The problem: Locate the word "push" in the entries below, then gather every line that holds it.

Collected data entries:

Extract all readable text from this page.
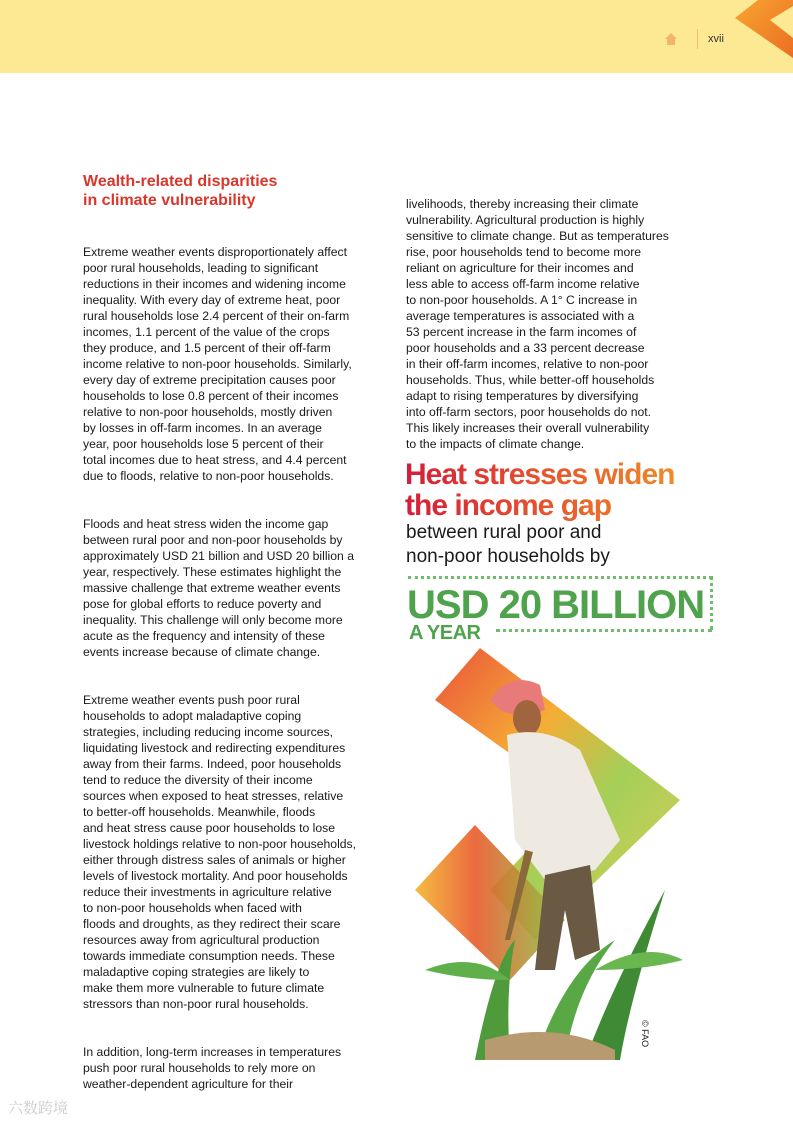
xvii
Wealth-related disparities
in climate vulnerability

Extreme weather events disproportionately affect
poor rural households, leading to significant
reductions in their incomes and widening income
inequality. With every day of extreme heat, poor
rural households lose 2.4 percent of their on-farm
incomes, 1.1 percent of the value of the crops
they produce, and 1.5 percent of their off-farm
income relative to non-poor households. Similarly,
every day of extreme precipitation causes poor
households to lose 0.8 percent of their incomes
relative to non-poor households, mostly driven
by losses in off-farm incomes. In an average
year, poor households lose 5 percent of their
total incomes due to heat stress, and 4.4 percent
due to floods, relative to non-poor households.

Floods and heat stress widen the income gap
between rural poor and non-poor households by
approximately USD 21 billion and USD 20 billion a
year, respectively. These estimates highlight the
massive challenge that extreme weather events
pose for global efforts to reduce poverty and
inequality. This challenge will only become more
acute as the frequency and intensity of these
events increase because of climate change.

Extreme weather events push poor rural
households to adopt maladaptive coping
strategies, including reducing income sources,
liquidating livestock and redirecting expenditures
away from their farms. Indeed, poor households
tend to reduce the diversity of their income
sources when exposed to heat stresses, relative
to better-off households. Meanwhile, floods
and heat stress cause poor households to lose
livestock holdings relative to non-poor households,
either through distress sales of animals or higher
levels of livestock mortality. And poor households
reduce their investments in agriculture relative
to non-poor households when faced with
floods and droughts, as they redirect their scare
resources away from agricultural production
towards immediate consumption needs. These
maladaptive coping strategies are likely to
make them more vulnerable to future climate
stressors than non-poor rural households.

In addition, long-term increases in temperatures
push poor rural households to rely more on
weather-dependent agriculture for their

livelihoods, thereby increasing their climate
vulnerability. Agricultural production is highly
sensitive to climate change. But as temperatures
rise, poor households tend to become more
reliant on agriculture for their incomes and
less able to access off-farm income relative
to non-poor households. A 1° C increase in
average temperatures is associated with a
53 percent increase in the farm incomes of
poor households and a 33 percent decrease
in their off-farm incomes, relative to non-poor
households. Thus, while better-off households
adapt to rising temperatures by diversifying
into off-farm sectors, poor households do not.
This likely increases their overall vulnerability
to the impacts of climate change.

Heat stresses widen
the income gap
between rural poor and
non-poor households by
USD 20 BILLION
A YEAR
© FAO
六数跨境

Answer to the problem:
Extreme weather events push poor rural
push poor rural households to rely more on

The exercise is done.